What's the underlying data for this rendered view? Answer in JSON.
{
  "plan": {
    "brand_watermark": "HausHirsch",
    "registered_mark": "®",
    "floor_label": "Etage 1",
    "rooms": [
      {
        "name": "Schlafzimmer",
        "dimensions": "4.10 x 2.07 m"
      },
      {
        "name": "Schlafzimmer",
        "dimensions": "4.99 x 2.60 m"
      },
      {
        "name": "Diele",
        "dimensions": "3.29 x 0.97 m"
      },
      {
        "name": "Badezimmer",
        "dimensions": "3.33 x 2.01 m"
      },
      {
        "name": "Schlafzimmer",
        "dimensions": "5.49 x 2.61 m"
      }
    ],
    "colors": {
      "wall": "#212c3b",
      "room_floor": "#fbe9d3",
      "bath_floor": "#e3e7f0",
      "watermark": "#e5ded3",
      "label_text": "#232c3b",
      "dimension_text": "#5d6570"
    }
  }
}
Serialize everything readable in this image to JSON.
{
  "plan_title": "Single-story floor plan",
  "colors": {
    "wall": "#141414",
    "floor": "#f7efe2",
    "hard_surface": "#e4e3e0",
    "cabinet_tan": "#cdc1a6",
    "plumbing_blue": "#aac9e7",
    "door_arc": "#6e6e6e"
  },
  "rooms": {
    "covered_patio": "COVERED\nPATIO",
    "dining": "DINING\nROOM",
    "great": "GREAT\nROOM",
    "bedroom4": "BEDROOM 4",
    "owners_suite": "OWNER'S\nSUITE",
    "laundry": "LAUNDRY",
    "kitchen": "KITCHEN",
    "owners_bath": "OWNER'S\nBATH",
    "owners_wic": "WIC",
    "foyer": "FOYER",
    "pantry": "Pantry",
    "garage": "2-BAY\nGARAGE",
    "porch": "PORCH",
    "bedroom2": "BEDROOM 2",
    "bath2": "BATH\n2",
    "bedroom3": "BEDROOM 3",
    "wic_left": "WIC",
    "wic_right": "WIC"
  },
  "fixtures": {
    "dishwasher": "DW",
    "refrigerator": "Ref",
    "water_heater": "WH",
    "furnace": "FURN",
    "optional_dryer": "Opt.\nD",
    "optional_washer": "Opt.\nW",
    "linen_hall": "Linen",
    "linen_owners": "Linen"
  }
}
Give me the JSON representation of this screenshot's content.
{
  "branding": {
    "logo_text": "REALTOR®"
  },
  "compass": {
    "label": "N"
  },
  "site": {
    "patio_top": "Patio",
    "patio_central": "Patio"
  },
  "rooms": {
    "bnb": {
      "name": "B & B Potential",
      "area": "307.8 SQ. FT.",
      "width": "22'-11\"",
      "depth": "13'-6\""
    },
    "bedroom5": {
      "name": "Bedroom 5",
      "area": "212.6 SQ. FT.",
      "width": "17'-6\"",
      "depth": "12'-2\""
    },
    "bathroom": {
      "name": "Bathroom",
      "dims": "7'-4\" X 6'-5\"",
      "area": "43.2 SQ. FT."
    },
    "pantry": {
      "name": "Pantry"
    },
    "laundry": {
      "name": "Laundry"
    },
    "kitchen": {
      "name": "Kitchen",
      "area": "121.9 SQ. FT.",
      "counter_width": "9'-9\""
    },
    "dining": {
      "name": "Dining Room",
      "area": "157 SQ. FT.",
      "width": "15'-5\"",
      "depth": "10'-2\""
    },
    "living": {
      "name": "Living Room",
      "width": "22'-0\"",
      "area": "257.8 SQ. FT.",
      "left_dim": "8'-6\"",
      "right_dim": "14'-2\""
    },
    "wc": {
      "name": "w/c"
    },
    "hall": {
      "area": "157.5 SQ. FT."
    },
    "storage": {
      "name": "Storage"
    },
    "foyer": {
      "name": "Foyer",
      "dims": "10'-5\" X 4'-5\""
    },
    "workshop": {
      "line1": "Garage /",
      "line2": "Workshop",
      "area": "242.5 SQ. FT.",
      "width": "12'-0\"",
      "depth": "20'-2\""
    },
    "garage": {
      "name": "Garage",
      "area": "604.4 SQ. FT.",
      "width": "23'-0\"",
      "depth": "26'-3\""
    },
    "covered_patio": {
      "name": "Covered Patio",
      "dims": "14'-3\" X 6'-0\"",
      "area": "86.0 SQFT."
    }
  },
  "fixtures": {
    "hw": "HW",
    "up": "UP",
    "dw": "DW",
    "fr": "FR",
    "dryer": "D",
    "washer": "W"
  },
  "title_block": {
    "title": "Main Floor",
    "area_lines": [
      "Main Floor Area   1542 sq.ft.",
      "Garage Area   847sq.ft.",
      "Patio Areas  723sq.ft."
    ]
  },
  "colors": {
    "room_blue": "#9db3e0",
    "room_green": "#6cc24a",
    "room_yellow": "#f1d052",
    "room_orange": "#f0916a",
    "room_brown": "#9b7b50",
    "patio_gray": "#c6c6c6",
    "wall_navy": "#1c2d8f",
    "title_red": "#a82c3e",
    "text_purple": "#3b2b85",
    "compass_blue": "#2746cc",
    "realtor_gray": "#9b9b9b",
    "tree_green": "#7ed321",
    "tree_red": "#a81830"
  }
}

___

• What to produce: Repeat the material above in full, exactly as it stands.

• Result for this exercise:
What's the underlying data for this rendered view? Answer in JSON.
{
  "plan": {
    "brand_watermark": "HausHirsch",
    "registered_mark": "®",
    "floor_label": "Etage 1",
    "rooms": [
      {
        "name": "Schlafzimmer",
        "dimensions": "4.10 x 2.07 m"
      },
      {
        "name": "Schlafzimmer",
        "dimensions": "4.99 x 2.60 m"
      },
      {
        "name": "Diele",
        "dimensions": "3.29 x 0.97 m"
      },
      {
        "name": "Badezimmer",
        "dimensions": "3.33 x 2.01 m"
      },
      {
        "name": "Schlafzimmer",
        "dimensions": "5.49 x 2.61 m"
      }
    ],
    "colors": {
      "wall": "#212c3b",
      "room_floor": "#fbe9d3",
      "bath_floor": "#e3e7f0",
      "watermark": "#e5ded3",
      "label_text": "#232c3b",
      "dimension_text": "#5d6570"
    }
  }
}
Serialize everything readable in this image to JSON.
{
  "plan_title": "Single-story floor plan",
  "colors": {
    "wall": "#141414",
    "floor": "#f7efe2",
    "hard_surface": "#e4e3e0",
    "cabinet_tan": "#cdc1a6",
    "plumbing_blue": "#aac9e7",
    "door_arc": "#6e6e6e"
  },
  "rooms": {
    "covered_patio": "COVERED\nPATIO",
    "dining": "DINING\nROOM",
    "great": "GREAT\nROOM",
    "bedroom4": "BEDROOM 4",
    "owners_suite": "OWNER'S\nSUITE",
    "laundry": "LAUNDRY",
    "kitchen": "KITCHEN",
    "owners_bath": "OWNER'S\nBATH",
    "owners_wic": "WIC",
    "foyer": "FOYER",
    "pantry": "Pantry",
    "garage": "2-BAY\nGARAGE",
    "porch": "PORCH",
    "bedroom2": "BEDROOM 2",
    "bath2": "BATH\n2",
    "bedroom3": "BEDROOM 3",
    "wic_left": "WIC",
    "wic_right": "WIC"
  },
  "fixtures": {
    "dishwasher": "DW",
    "refrigerator": "Ref",
    "water_heater": "WH",
    "furnace": "FURN",
    "optional_dryer": "Opt.\nD",
    "optional_washer": "Opt.\nW",
    "linen_hall": "Linen",
    "linen_owners": "Linen"
  }
}
Give me the JSON representation of this screenshot's content.
{
  "branding": {
    "logo_text": "REALTOR®"
  },
  "compass": {
    "label": "N"
  },
  "site": {
    "patio_top": "Patio",
    "patio_central": "Patio"
  },
  "rooms": {
    "bnb": {
      "name": "B & B Potential",
      "area": "307.8 SQ. FT.",
      "width": "22'-11\"",
      "depth": "13'-6\""
    },
    "bedroom5": {
      "name": "Bedroom 5",
      "area": "212.6 SQ. FT.",
      "width": "17'-6\"",
      "depth": "12'-2\""
    },
    "bathroom": {
      "name": "Bathroom",
      "dims": "7'-4\" X 6'-5\"",
      "area": "43.2 SQ. FT."
    },
    "pantry": {
      "name": "Pantry"
    },
    "laundry": {
      "name": "Laundry"
    },
    "kitchen": {
      "name": "Kitchen",
      "area": "121.9 SQ. FT.",
      "counter_width": "9'-9\""
    },
    "dining": {
      "name": "Dining Room",
      "area": "157 SQ. FT.",
      "width": "15'-5\"",
      "depth": "10'-2\""
    },
    "living": {
      "name": "Living Room",
      "width": "22'-0\"",
      "area": "257.8 SQ. FT.",
      "left_dim": "8'-6\"",
      "right_dim": "14'-2\""
    },
    "wc": {
      "name": "w/c"
    },
    "hall": {
      "area": "157.5 SQ. FT."
    },
    "storage": {
      "name": "Storage"
    },
    "foyer": {
      "name": "Foyer",
      "dims": "10'-5\" X 4'-5\""
    },
    "workshop": {
      "line1": "Garage /",
      "line2": "Workshop",
      "area": "242.5 SQ. FT.",
      "width": "12'-0\"",
      "depth": "20'-2\""
    },
    "garage": {
      "name": "Garage",
      "area": "604.4 SQ. FT.",
      "width": "23'-0\"",
      "depth": "26'-3\""
    },
    "covered_patio": {
      "name": "Covered Patio",
      "dims": "14'-3\" X 6'-0\"",
      "area": "86.0 SQFT."
    }
  },
  "fixtures": {
    "hw": "HW",
    "up": "UP",
    "dw": "DW",
    "fr": "FR",
    "dryer": "D",
    "washer": "W"
  },
  "title_block": {
    "title": "Main Floor",
    "area_lines": [
      "Main Floor Area   1542 sq.ft.",
      "Garage Area   847sq.ft.",
      "Patio Areas  723sq.ft."
    ]
  },
  "colors": {
    "room_blue": "#9db3e0",
    "room_green": "#6cc24a",
    "room_yellow": "#f1d052",
    "room_orange": "#f0916a",
    "room_brown": "#9b7b50",
    "patio_gray": "#c6c6c6",
    "wall_navy": "#1c2d8f",
    "title_red": "#a82c3e",
    "text_purple": "#3b2b85",
    "compass_blue": "#2746cc",
    "realtor_gray": "#9b9b9b",
    "tree_green": "#7ed321",
    "tree_red": "#a81830"
  }
}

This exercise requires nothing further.